THE REQUEST: Leaving out the pictures, please retype each record exactly.

## BEGIN INFORMATION SHOWN

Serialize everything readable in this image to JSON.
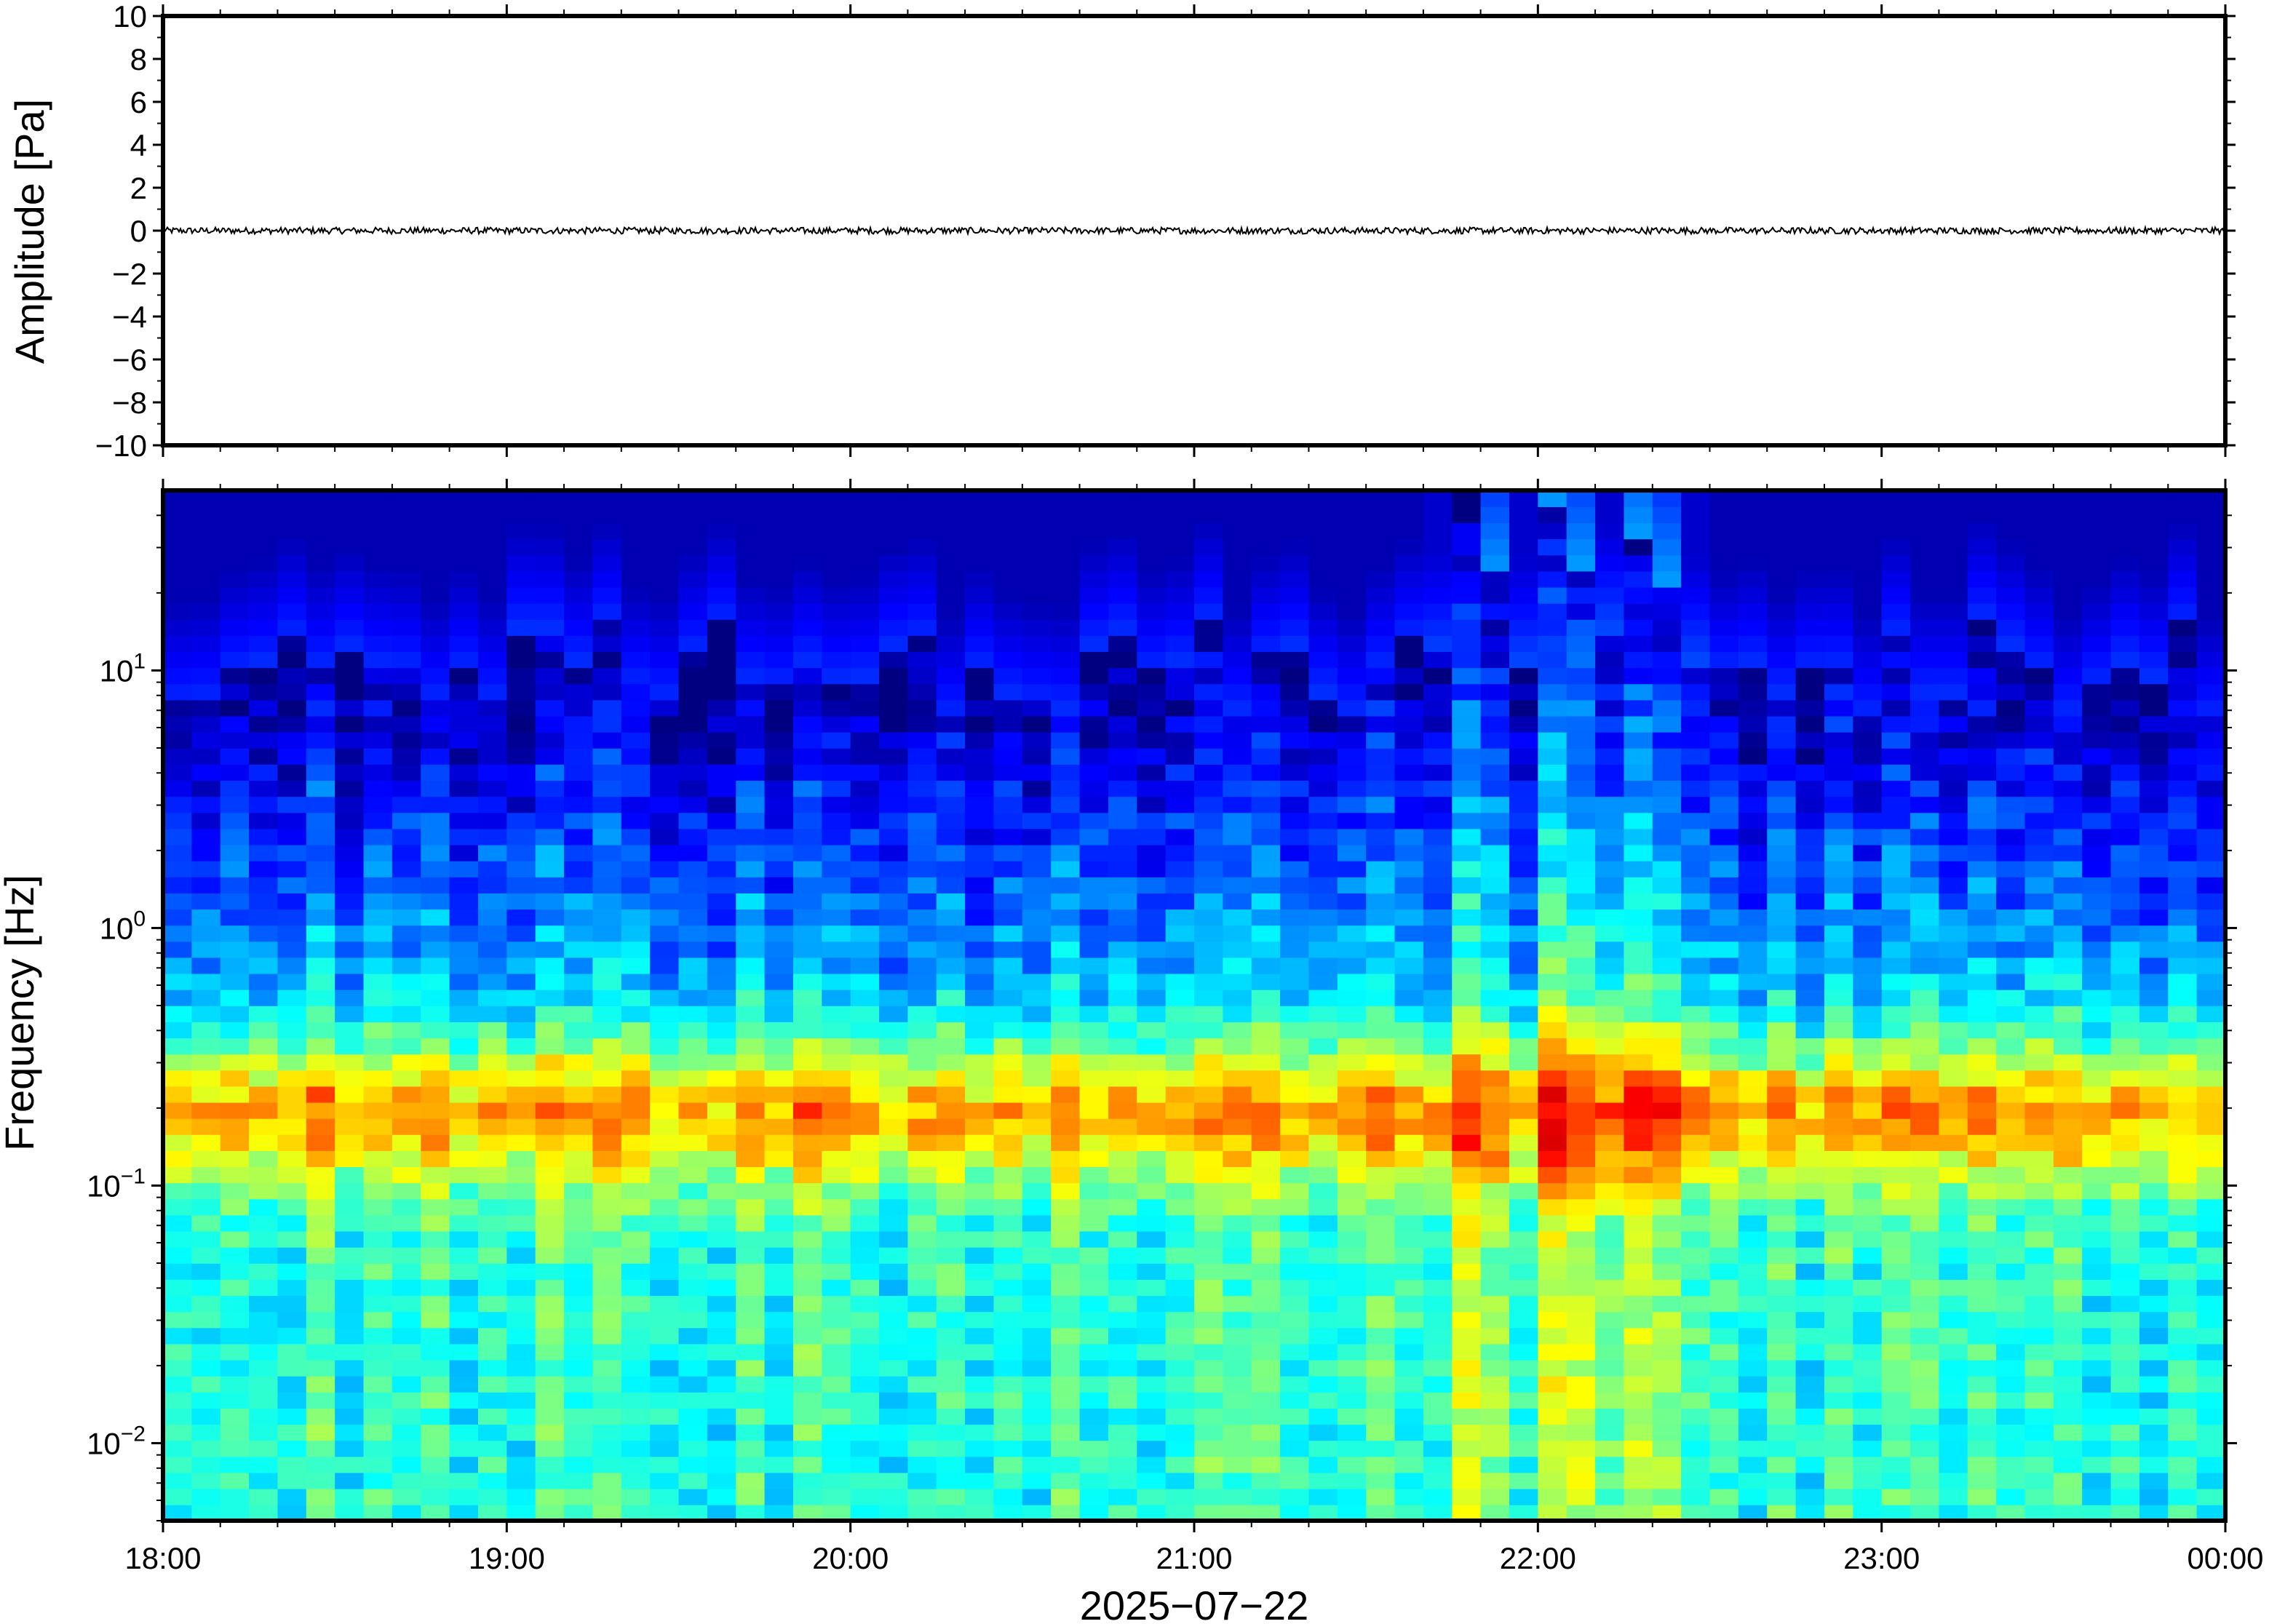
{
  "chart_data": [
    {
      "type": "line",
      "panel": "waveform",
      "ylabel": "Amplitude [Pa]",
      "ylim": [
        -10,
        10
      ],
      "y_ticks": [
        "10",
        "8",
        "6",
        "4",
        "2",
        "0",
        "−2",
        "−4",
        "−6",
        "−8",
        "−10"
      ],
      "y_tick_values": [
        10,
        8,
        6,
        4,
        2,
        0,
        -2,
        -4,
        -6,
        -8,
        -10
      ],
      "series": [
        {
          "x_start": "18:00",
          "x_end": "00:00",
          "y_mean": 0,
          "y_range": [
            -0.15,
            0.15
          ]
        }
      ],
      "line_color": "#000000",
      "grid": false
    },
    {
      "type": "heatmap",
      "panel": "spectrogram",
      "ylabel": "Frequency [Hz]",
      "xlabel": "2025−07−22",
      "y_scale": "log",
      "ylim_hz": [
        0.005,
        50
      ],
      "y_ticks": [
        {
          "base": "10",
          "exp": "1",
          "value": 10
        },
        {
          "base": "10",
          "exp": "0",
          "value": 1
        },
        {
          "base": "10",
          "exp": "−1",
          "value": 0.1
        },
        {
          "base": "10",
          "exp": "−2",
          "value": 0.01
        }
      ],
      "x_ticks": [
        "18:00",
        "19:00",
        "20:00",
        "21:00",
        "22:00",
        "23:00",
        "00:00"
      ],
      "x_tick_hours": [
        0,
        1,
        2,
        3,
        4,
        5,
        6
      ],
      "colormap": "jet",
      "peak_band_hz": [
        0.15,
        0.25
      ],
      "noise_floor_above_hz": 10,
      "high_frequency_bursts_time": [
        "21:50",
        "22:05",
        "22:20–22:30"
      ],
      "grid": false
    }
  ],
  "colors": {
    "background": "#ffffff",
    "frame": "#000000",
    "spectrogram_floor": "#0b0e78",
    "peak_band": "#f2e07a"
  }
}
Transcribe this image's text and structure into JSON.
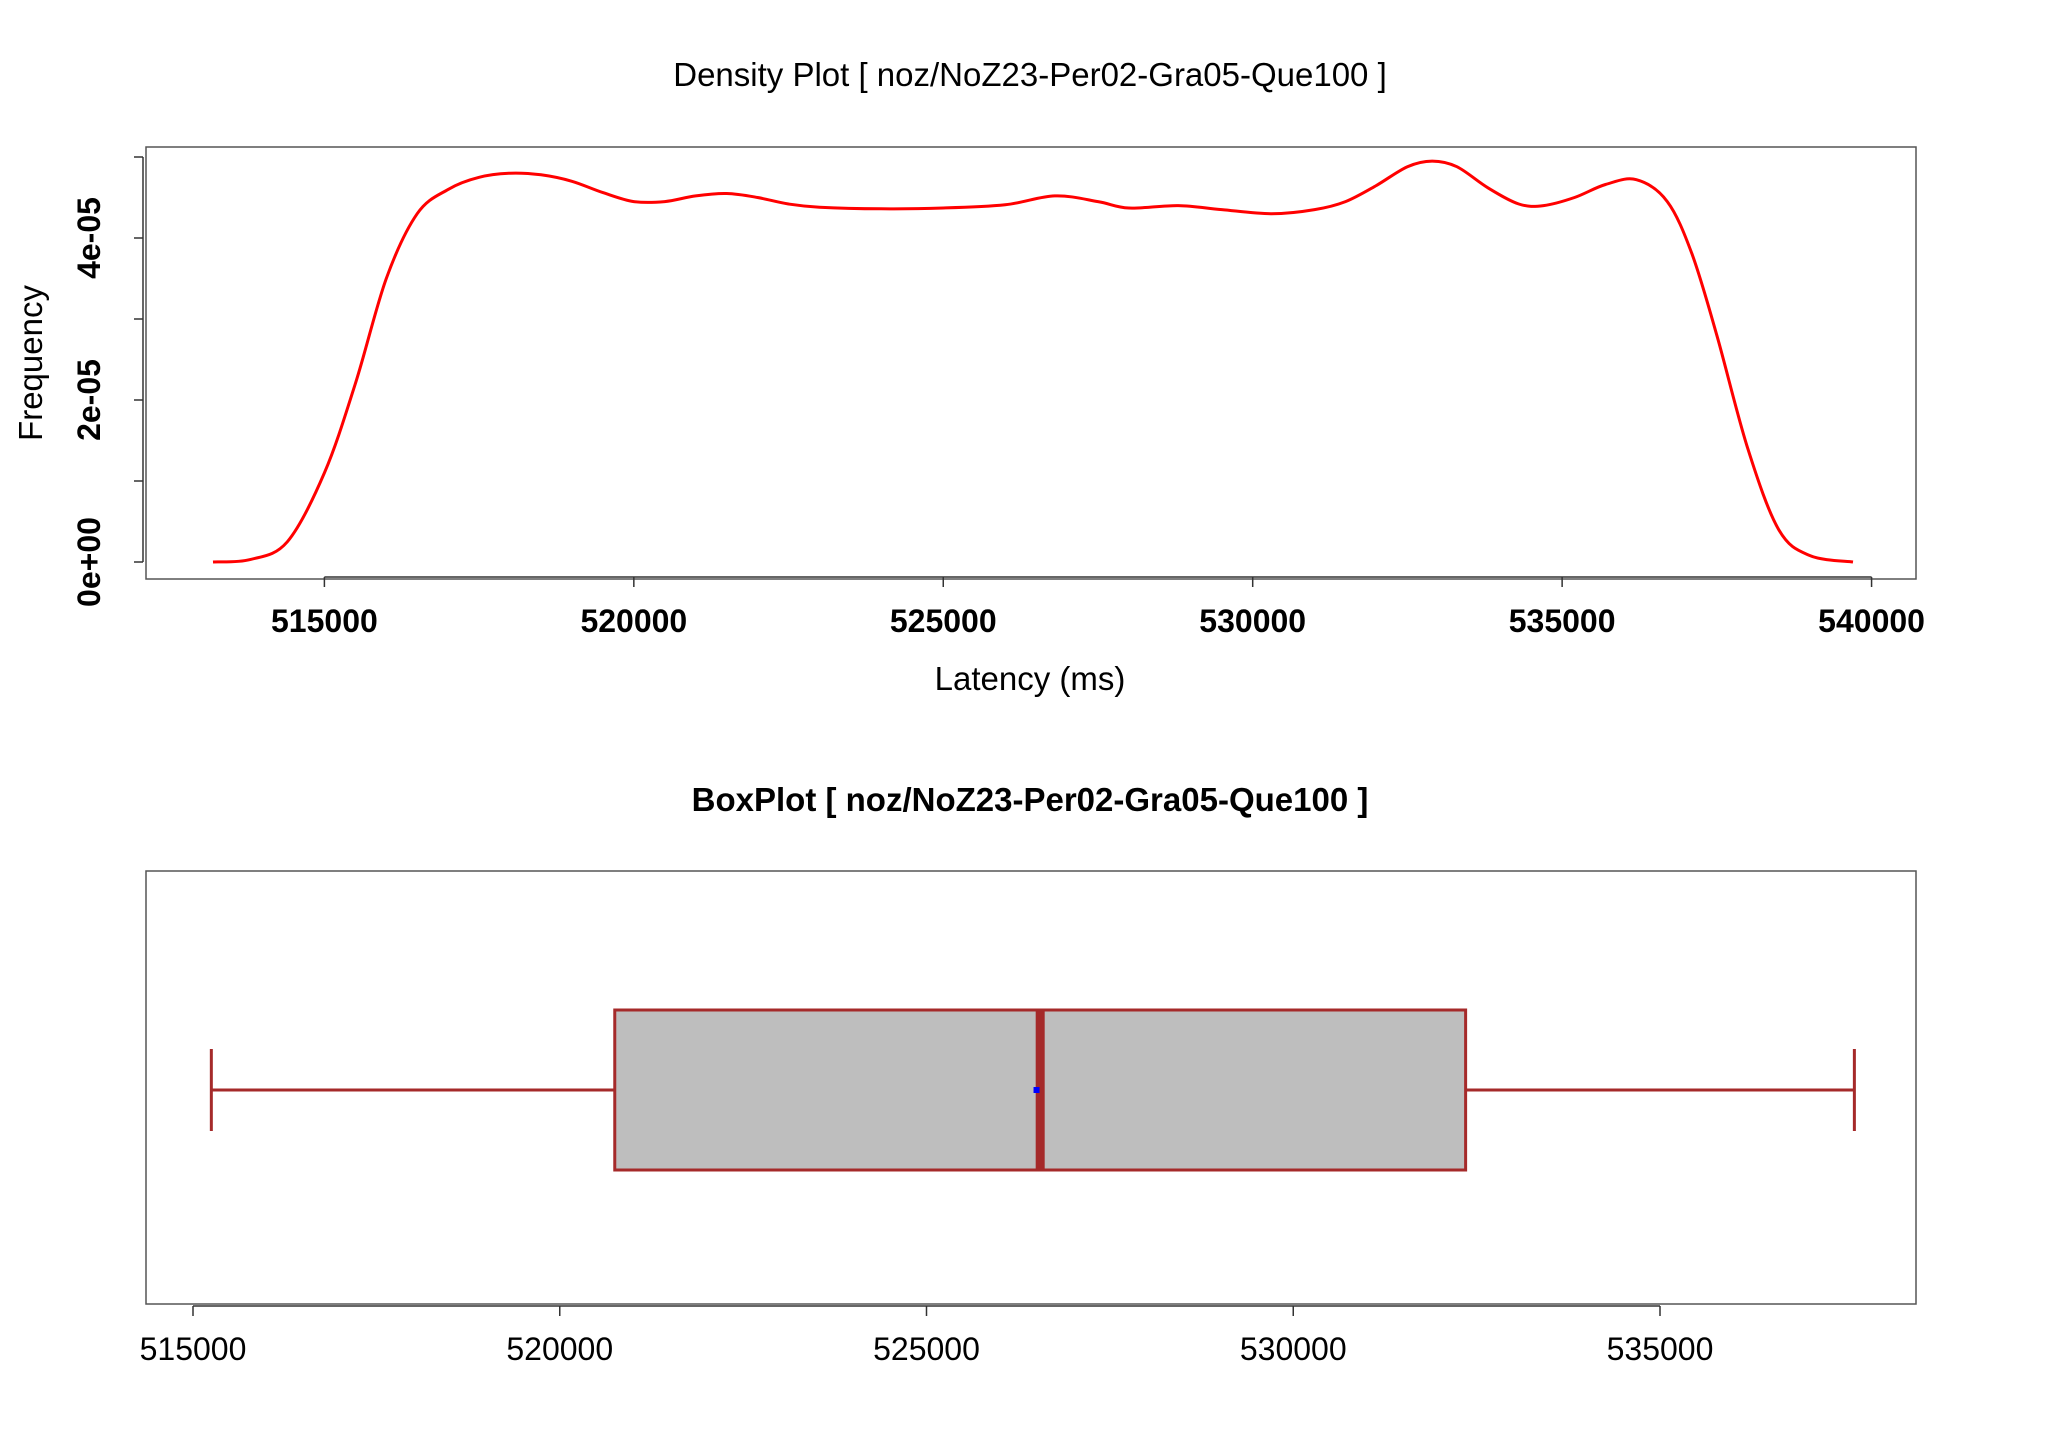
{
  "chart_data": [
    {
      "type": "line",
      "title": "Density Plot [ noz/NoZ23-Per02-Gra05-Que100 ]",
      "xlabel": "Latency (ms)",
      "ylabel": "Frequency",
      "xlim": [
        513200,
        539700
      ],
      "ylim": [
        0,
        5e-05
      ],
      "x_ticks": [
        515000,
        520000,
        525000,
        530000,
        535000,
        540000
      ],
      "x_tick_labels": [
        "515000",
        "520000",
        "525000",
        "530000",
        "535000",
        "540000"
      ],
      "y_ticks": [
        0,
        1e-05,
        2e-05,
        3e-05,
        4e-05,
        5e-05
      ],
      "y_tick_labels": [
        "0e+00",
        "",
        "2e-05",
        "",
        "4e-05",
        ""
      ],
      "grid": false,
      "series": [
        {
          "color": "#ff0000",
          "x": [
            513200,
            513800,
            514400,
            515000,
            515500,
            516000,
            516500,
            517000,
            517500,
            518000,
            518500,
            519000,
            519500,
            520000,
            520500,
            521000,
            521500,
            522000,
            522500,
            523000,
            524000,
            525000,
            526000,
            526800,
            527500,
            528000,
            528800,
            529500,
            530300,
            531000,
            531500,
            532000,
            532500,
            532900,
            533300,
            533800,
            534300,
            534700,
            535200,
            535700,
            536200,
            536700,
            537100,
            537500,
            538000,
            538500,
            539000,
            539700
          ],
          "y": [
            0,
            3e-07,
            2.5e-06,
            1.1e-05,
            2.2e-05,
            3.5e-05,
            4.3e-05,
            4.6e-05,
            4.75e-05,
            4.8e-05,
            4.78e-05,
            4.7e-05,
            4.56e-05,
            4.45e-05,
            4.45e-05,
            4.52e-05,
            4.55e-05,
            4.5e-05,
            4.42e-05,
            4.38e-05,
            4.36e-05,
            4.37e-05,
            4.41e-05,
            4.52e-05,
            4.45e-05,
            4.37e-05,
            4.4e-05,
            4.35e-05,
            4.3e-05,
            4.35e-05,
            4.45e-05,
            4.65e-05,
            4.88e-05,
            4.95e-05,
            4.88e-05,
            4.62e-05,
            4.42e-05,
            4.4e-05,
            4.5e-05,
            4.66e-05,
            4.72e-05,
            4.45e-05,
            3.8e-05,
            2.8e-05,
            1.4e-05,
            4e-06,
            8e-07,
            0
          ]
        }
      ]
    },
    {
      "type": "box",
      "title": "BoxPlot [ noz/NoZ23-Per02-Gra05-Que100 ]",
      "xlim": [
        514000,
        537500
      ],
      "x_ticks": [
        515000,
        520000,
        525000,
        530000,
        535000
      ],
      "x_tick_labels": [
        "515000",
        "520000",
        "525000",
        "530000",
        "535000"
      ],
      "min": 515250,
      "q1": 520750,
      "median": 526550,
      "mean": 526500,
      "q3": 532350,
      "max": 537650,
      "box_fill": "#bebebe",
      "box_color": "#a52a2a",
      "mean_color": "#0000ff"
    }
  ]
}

## END INFORMATION SHOWN

ANSWER TO THIS PROBLEM:
Serialize everything readable in this image to JSON.
{
  "chart_data": [
    {
      "type": "line",
      "panel": "waveform",
      "ylabel": "Amplitude [Pa]",
      "ylim": [
        -10,
        10
      ],
      "y_ticks": [
        "10",
        "8",
        "6",
        "4",
        "2",
        "0",
        "−2",
        "−4",
        "−6",
        "−8",
        "−10"
      ],
      "y_tick_values": [
        10,
        8,
        6,
        4,
        2,
        0,
        -2,
        -4,
        -6,
        -8,
        -10
      ],
      "series": [
        {
          "x_start": "18:00",
          "x_end": "00:00",
          "y_mean": 0,
          "y_range": [
            -0.15,
            0.15
          ]
        }
      ],
      "line_color": "#000000",
      "grid": false
    },
    {
      "type": "heatmap",
      "panel": "spectrogram",
      "ylabel": "Frequency [Hz]",
      "xlabel": "2025−07−22",
      "y_scale": "log",
      "ylim_hz": [
        0.005,
        50
      ],
      "y_ticks": [
        {
          "base": "10",
          "exp": "1",
          "value": 10
        },
        {
          "base": "10",
          "exp": "0",
          "value": 1
        },
        {
          "base": "10",
          "exp": "−1",
          "value": 0.1
        },
        {
          "base": "10",
          "exp": "−2",
          "value": 0.01
        }
      ],
      "x_ticks": [
        "18:00",
        "19:00",
        "20:00",
        "21:00",
        "22:00",
        "23:00",
        "00:00"
      ],
      "x_tick_hours": [
        0,
        1,
        2,
        3,
        4,
        5,
        6
      ],
      "colormap": "jet",
      "peak_band_hz": [
        0.15,
        0.25
      ],
      "noise_floor_above_hz": 10,
      "high_frequency_bursts_time": [
        "21:50",
        "22:05",
        "22:20–22:30"
      ],
      "grid": false
    }
  ],
  "colors": {
    "background": "#ffffff",
    "frame": "#000000",
    "spectrogram_floor": "#0b0e78",
    "peak_band": "#f2e07a"
  }
}
Transcribe this image's text and structure into JSON.
{
  "chart_data": [
    {
      "type": "line",
      "title": "Density Plot [ noz/NoZ23-Per02-Gra05-Que100 ]",
      "xlabel": "Latency (ms)",
      "ylabel": "Frequency",
      "xlim": [
        513200,
        539700
      ],
      "ylim": [
        0,
        5e-05
      ],
      "x_ticks": [
        515000,
        520000,
        525000,
        530000,
        535000,
        540000
      ],
      "x_tick_labels": [
        "515000",
        "520000",
        "525000",
        "530000",
        "535000",
        "540000"
      ],
      "y_ticks": [
        0,
        1e-05,
        2e-05,
        3e-05,
        4e-05,
        5e-05
      ],
      "y_tick_labels": [
        "0e+00",
        "",
        "2e-05",
        "",
        "4e-05",
        ""
      ],
      "grid": false,
      "series": [
        {
          "color": "#ff0000",
          "x": [
            513200,
            513800,
            514400,
            515000,
            515500,
            516000,
            516500,
            517000,
            517500,
            518000,
            518500,
            519000,
            519500,
            520000,
            520500,
            521000,
            521500,
            522000,
            522500,
            523000,
            524000,
            525000,
            526000,
            526800,
            527500,
            528000,
            528800,
            529500,
            530300,
            531000,
            531500,
            532000,
            532500,
            532900,
            533300,
            533800,
            534300,
            534700,
            535200,
            535700,
            536200,
            536700,
            537100,
            537500,
            538000,
            538500,
            539000,
            539700
          ],
          "y": [
            0,
            3e-07,
            2.5e-06,
            1.1e-05,
            2.2e-05,
            3.5e-05,
            4.3e-05,
            4.6e-05,
            4.75e-05,
            4.8e-05,
            4.78e-05,
            4.7e-05,
            4.56e-05,
            4.45e-05,
            4.45e-05,
            4.52e-05,
            4.55e-05,
            4.5e-05,
            4.42e-05,
            4.38e-05,
            4.36e-05,
            4.37e-05,
            4.41e-05,
            4.52e-05,
            4.45e-05,
            4.37e-05,
            4.4e-05,
            4.35e-05,
            4.3e-05,
            4.35e-05,
            4.45e-05,
            4.65e-05,
            4.88e-05,
            4.95e-05,
            4.88e-05,
            4.62e-05,
            4.42e-05,
            4.4e-05,
            4.5e-05,
            4.66e-05,
            4.72e-05,
            4.45e-05,
            3.8e-05,
            2.8e-05,
            1.4e-05,
            4e-06,
            8e-07,
            0
          ]
        }
      ]
    },
    {
      "type": "box",
      "title": "BoxPlot [ noz/NoZ23-Per02-Gra05-Que100 ]",
      "xlim": [
        514000,
        537500
      ],
      "x_ticks": [
        515000,
        520000,
        525000,
        530000,
        535000
      ],
      "x_tick_labels": [
        "515000",
        "520000",
        "525000",
        "530000",
        "535000"
      ],
      "min": 515250,
      "q1": 520750,
      "median": 526550,
      "mean": 526500,
      "q3": 532350,
      "max": 537650,
      "box_fill": "#bebebe",
      "box_color": "#a52a2a",
      "mean_color": "#0000ff"
    }
  ]
}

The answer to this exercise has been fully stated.